● WHAT YOU HAVE TO DO
Tally the lines in the following entries that include the word "JSON"; state only the total.

● EXERCISE MATERIAL

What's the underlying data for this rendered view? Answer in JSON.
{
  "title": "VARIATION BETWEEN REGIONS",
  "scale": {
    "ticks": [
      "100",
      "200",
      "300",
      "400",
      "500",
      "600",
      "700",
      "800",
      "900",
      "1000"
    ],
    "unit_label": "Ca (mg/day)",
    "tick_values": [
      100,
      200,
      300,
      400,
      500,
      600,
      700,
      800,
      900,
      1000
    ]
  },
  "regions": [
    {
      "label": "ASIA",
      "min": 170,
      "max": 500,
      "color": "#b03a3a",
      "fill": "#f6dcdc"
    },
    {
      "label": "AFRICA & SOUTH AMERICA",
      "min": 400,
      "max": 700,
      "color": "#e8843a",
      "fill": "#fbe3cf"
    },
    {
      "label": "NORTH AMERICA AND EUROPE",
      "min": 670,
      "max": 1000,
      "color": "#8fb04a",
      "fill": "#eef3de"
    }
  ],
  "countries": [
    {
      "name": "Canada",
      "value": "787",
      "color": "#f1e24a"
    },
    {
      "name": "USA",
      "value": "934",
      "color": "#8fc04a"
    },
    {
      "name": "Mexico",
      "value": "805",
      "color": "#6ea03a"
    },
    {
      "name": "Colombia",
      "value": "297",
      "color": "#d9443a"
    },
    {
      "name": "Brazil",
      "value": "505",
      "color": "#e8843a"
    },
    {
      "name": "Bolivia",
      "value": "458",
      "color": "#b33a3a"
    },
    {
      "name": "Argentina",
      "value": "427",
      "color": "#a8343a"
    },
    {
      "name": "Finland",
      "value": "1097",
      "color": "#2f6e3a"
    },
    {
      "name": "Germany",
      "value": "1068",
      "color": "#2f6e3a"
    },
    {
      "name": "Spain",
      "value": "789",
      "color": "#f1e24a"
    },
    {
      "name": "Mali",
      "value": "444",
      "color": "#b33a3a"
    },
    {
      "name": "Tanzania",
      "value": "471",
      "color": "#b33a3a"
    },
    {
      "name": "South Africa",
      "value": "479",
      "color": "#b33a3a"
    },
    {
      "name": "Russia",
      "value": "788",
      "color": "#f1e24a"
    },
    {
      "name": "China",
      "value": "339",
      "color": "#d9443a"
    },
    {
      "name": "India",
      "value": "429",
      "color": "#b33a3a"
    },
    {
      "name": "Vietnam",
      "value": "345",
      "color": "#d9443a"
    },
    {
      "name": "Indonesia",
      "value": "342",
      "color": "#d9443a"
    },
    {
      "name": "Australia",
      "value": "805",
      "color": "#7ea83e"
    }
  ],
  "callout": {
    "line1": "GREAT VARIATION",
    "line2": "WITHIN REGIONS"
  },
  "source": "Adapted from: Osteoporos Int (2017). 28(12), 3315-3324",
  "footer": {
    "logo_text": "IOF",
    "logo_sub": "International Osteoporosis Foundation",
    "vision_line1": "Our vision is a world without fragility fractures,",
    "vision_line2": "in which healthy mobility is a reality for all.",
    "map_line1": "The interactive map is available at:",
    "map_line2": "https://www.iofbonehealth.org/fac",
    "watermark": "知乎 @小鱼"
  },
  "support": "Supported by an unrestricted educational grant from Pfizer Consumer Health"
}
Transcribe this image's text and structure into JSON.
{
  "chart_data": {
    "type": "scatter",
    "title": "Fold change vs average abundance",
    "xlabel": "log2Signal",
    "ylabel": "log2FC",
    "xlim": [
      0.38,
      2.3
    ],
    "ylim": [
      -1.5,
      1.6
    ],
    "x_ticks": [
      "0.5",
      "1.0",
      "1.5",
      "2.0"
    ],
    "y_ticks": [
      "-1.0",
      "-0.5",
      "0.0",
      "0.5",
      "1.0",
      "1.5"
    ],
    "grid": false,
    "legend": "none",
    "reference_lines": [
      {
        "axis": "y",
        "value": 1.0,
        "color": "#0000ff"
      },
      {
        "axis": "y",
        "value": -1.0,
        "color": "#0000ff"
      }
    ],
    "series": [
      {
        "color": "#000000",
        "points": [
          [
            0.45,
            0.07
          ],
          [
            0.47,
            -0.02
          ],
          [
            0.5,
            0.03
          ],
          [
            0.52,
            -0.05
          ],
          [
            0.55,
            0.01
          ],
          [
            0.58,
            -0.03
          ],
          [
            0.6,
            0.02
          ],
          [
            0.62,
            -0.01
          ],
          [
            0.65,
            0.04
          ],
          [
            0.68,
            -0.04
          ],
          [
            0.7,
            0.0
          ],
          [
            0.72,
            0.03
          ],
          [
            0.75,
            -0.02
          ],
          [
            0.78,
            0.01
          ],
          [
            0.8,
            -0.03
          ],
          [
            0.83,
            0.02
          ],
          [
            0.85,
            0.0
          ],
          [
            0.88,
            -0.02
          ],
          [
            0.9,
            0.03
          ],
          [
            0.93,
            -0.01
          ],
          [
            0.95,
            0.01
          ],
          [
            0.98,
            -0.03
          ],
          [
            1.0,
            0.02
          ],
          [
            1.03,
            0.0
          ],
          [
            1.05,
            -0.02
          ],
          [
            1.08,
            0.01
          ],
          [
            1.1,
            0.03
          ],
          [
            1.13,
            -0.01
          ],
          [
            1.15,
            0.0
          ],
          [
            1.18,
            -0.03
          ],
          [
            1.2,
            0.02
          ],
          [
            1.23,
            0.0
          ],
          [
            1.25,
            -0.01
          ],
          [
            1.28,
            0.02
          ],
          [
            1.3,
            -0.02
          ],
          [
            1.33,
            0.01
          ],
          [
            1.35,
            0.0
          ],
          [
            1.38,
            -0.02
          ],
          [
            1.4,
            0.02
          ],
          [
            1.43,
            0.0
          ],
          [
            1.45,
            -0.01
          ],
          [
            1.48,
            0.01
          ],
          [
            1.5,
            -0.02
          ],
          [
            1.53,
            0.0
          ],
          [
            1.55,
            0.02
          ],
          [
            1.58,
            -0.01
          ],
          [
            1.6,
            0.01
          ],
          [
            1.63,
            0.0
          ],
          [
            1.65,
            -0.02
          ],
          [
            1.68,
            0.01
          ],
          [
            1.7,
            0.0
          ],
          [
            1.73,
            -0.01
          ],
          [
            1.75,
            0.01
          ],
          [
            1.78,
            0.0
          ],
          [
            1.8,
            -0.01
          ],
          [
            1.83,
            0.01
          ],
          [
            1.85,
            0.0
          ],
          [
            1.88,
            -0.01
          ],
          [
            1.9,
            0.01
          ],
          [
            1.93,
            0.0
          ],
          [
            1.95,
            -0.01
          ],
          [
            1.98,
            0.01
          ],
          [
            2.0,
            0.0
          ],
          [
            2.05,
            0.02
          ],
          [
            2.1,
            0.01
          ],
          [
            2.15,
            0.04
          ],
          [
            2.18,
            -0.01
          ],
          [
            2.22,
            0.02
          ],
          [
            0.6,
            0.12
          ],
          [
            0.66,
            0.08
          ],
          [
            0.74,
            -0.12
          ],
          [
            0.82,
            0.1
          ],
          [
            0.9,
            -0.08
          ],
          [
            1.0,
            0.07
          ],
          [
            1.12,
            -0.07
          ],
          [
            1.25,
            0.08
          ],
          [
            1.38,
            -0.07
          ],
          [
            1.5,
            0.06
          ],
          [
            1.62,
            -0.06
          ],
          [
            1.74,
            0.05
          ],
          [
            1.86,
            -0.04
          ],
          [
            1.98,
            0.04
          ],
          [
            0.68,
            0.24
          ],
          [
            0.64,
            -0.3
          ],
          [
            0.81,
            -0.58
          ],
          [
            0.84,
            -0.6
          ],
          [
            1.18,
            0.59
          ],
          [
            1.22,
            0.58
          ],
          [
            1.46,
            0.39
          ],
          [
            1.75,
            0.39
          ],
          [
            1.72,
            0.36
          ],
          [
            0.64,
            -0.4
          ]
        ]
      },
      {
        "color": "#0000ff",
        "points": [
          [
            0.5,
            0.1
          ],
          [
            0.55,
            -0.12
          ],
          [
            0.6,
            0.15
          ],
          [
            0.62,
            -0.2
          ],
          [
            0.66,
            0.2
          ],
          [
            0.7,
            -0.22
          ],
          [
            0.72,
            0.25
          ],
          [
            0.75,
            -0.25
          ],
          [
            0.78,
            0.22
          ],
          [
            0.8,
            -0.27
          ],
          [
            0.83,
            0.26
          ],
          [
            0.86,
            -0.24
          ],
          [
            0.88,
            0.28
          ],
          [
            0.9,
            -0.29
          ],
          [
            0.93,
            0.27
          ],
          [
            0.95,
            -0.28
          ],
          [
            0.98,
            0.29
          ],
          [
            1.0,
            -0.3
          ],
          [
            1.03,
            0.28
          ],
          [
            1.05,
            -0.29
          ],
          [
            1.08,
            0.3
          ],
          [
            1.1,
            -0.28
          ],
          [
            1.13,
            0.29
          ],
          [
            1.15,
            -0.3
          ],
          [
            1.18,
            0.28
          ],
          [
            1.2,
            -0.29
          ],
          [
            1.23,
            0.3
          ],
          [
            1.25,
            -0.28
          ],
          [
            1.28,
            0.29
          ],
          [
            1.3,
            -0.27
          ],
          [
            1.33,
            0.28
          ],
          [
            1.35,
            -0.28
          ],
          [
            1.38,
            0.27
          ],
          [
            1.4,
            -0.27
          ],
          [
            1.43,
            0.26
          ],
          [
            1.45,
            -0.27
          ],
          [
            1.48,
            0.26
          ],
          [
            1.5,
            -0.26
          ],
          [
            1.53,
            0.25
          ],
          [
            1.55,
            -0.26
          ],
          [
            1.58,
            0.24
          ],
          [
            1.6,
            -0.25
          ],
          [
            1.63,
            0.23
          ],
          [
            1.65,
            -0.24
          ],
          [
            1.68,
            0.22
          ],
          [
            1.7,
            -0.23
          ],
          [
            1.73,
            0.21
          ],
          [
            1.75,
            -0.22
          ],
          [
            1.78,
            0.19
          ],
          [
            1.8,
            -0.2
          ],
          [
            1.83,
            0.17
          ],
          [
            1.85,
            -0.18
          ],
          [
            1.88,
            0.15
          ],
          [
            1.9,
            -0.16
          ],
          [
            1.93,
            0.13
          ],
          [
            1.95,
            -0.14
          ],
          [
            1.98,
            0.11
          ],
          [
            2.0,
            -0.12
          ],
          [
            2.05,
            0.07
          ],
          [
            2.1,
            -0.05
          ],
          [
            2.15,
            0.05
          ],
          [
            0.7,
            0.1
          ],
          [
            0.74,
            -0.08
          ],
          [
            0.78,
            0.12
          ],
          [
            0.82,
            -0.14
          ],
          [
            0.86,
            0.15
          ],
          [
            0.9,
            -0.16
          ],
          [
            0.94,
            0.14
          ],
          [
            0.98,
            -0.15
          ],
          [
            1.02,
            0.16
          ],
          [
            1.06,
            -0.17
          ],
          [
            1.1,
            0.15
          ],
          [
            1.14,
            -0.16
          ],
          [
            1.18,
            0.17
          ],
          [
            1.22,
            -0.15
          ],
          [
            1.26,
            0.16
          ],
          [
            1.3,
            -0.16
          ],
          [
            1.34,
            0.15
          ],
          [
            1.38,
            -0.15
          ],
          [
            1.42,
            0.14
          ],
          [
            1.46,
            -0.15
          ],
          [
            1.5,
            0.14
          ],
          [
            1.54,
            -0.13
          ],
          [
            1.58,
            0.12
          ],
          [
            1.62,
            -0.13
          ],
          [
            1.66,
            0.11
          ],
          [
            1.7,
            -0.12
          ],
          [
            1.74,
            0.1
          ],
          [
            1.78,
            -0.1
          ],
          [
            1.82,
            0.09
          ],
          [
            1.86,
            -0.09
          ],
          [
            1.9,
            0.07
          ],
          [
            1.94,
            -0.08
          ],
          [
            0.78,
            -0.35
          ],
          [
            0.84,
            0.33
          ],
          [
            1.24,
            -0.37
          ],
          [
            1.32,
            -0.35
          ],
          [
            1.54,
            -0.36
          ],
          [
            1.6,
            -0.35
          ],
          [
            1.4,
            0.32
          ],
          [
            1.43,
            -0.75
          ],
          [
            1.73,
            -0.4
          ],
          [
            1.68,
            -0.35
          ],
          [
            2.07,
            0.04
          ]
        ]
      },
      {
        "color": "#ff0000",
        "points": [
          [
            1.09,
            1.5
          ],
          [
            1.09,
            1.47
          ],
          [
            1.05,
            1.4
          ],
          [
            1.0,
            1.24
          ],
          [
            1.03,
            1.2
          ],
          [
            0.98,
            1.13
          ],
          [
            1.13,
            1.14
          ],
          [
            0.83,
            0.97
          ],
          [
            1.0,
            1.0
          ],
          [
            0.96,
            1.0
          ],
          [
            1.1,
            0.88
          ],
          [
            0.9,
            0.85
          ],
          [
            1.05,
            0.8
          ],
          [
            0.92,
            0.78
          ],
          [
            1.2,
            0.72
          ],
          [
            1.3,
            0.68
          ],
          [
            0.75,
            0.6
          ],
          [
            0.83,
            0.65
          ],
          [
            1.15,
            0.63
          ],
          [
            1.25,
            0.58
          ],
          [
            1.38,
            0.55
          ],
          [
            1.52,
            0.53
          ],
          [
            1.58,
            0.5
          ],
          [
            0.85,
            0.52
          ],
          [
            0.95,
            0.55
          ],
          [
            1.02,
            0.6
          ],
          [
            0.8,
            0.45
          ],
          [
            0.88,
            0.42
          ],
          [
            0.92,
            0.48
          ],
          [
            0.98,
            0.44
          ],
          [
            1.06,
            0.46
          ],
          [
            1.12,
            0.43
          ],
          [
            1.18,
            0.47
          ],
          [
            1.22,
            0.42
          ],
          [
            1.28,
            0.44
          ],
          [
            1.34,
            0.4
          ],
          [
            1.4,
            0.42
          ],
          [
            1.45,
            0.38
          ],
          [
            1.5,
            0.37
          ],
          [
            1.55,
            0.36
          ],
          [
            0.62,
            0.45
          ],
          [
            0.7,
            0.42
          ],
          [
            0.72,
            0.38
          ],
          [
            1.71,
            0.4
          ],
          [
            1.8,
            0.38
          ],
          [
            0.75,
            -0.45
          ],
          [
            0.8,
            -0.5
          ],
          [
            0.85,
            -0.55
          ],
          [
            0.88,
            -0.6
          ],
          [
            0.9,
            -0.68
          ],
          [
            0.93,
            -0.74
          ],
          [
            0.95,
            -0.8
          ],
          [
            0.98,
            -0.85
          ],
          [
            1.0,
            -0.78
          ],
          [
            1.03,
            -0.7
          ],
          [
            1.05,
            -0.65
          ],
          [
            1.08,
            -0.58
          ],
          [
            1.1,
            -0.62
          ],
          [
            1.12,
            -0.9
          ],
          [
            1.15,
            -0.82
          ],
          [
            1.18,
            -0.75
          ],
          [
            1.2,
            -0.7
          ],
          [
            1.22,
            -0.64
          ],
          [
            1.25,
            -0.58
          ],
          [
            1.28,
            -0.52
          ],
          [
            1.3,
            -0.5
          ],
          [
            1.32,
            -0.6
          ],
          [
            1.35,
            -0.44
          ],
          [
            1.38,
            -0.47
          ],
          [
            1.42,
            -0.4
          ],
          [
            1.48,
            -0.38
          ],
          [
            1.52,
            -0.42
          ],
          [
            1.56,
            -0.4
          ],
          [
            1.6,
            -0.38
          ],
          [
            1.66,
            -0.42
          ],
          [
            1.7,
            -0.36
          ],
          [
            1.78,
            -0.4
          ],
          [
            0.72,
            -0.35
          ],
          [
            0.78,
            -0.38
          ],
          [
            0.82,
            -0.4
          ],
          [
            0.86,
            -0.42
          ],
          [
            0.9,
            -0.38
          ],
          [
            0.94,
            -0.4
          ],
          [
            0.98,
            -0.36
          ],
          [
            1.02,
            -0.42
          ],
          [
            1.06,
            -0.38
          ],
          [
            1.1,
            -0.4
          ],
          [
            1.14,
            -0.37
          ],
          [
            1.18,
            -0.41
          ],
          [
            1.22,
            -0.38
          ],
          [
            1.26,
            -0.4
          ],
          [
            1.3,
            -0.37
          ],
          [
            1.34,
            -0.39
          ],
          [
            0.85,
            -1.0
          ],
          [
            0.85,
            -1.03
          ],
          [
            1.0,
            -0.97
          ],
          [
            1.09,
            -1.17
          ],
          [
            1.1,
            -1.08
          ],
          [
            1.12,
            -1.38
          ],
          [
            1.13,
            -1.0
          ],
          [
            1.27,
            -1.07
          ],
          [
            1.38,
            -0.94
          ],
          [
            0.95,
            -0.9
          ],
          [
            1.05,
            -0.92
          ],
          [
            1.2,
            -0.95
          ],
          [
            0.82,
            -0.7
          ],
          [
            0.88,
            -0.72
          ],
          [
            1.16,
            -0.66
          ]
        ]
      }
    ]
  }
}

● SOLUTION TO THE EXERCISE
2